From the previous histogram of *'Age'*, it is clear that there are no ages that are too big. To be safe, the largest age is checked

In [None]:
# replace negative ages with the median age
train_data.loc[train_data["Age"] < 0, "Age"] = train_data["Age"].median()

# assert that there are no negative ages
assert((train_data["Age"] > 0).all())

<b>Checking *'SibSp'* and *'Parch*' columns</b>
<br>
Will look at the spread of the values of these columns, and replace negative values with 0

In [None]:
# replace negative values with 0
train_data.loc[train_data["SibSp"] < 0, "SibSp"] = 0
train_data.loc[train_data["Parch"] < 0, "Parch"] = 0

# assert that there are no negative values
assert((train_data["SibSp"] >= 0).all())
assert((train_data["Parch"] >= 0).all())

<b>Checking *'Fare'* column</b>
<br>
Will look at the spread of *'Fare'* values, and replace negative '*Fare*' values with the median *'Fare'* value. Negative ages are invalid

In [None]:
sns.set(rc={"figure.figsize":(15,5)}) # set size of figure plotted
sns.set_style("dark")
sns.histplot(train_data["Fare"], kde=True, bins=50, color="teal")
plt.axvline(train_data["Fare"].median(), c="red", label="Median Fare: {:.1f}".format(train_data["Fare"].median()))
plt.axvline(train_data["Fare"].mean(), c="blue", label="Mean Fare: {:.1f}".format(train_data["Fare"].mean()))
plt.legend()
plt.suptitle("Fare paid by Passengers: Right Skewed", fontsize=20)
plt.xlabel("Fare")
plt.ylabel("Count")
plt.show()

From this histogram we can see that the data is strongly right-skewed. Let us take a closer look at the tail end of fare prices
<br>

Below the 50 highest fare prices in the dataset are printed out. From this, it can be seen that out of the 819 observations, a very small number of them are very high. This could correspond to the cabin prices, or perhaps extra luxuries afforded to them by paying more.

In [None]:
#train_data["Fare"].sort_values().tail(n=15)

survive_fare_df = train_data.loc[:, ["Survived","Fare"]].sort_values("Fare", ascending=False)
print(survive_fare_df["Fare"].head(n=50).to_numpy())

These outlier values may have a significant impact on the implementation of our model. Let us create a plot to investigate if this influences the survivability of the passengers

In [None]:
fig, axes = plt.subplots(1,2)
sns.countplot(x=survive_fare_df["Survived"][:50], ax=axes[0], palette=['#f75e5e',"#5da0e8"])
sns.countplot(x=survive_fare_df["Survived"][50:], ax=axes[1], palette=['#f75e5e',"#5da0e8"])
axes[0].set_title("Top 50 most expensive Fares & Survival")
axes[1].set_title("Excluding Top 50 most expensive Fares & Survival")
plt.show()

From this investigation and the graphs plotted above, we can confirm that people who paid the most fares were more likely to survive
#### given everything else is equal!

Written task a -
In the listing, reproduce every line from the one holding "coffee-grinder-icon [368,965,434,1123]" through the one holding "page-title: ΓΕΩΜΕΤΡΙΑ ΜΕ", inclusive.
The notebook excerpt and the listing come from unrelated sources.

Given data -
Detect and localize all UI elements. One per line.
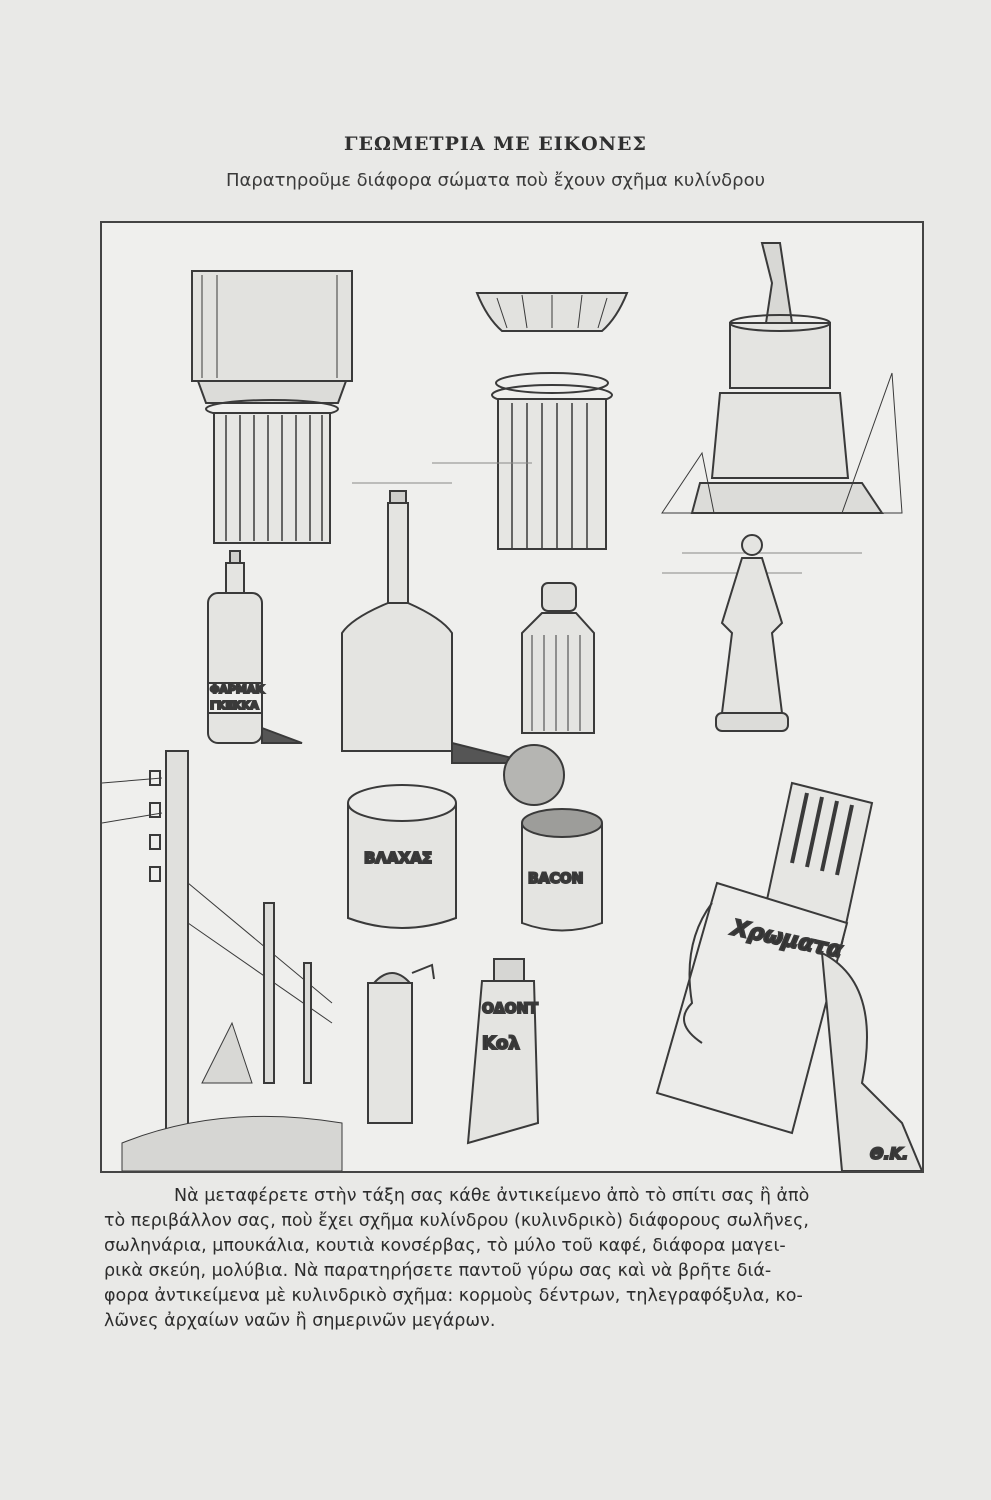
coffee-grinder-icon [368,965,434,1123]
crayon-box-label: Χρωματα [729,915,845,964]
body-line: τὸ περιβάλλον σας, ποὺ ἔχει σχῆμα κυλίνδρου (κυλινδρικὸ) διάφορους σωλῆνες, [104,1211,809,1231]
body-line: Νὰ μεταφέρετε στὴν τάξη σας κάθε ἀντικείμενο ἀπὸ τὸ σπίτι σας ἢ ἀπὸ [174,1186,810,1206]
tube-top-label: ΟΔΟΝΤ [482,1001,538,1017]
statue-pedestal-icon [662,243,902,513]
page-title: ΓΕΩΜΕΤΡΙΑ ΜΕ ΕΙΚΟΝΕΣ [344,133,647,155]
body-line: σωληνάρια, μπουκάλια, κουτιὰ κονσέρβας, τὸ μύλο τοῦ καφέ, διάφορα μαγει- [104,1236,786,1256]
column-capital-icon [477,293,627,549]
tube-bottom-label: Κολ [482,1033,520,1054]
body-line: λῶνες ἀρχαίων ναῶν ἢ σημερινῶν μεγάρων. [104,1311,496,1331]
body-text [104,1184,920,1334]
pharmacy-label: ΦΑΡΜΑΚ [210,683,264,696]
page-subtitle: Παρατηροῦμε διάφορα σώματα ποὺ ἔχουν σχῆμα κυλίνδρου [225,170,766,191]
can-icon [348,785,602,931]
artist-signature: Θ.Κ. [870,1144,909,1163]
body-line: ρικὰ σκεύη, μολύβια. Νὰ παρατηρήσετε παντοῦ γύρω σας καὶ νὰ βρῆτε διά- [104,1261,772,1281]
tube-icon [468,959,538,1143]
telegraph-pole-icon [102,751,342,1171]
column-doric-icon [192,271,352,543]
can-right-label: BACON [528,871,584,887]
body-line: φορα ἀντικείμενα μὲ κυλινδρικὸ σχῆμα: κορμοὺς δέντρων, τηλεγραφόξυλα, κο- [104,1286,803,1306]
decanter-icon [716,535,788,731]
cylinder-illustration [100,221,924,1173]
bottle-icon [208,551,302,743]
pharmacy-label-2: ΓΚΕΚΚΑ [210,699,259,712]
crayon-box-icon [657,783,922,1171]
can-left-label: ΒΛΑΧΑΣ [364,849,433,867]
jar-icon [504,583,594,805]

Written task b -
In the notebook excerpt, what value replaces negative values in the 'SibSp' and 'Parch' columns?

Full answer a -
coffee-grinder-icon [368,965,434,1123]
crayon-box-label: Χρωματα [729,915,845,964]
body-line: τὸ περιβάλλον σας, ποὺ ἔχει σχῆμα κυλίνδρου (κυλινδρικὸ) διάφορους σωλῆνες, [104,1211,809,1231]
body-line: Νὰ μεταφέρετε στὴν τάξη σας κάθε ἀντικείμενο ἀπὸ τὸ σπίτι σας ἢ ἀπὸ [174,1186,810,1206]
tube-top-label: ΟΔΟΝΤ [482,1001,538,1017]
statue-pedestal-icon [662,243,902,513]
page-title: ΓΕΩΜΕΤΡΙΑ ΜΕ ΕΙΚΟΝΕΣ [344,133,647,155]

Full answer b -
0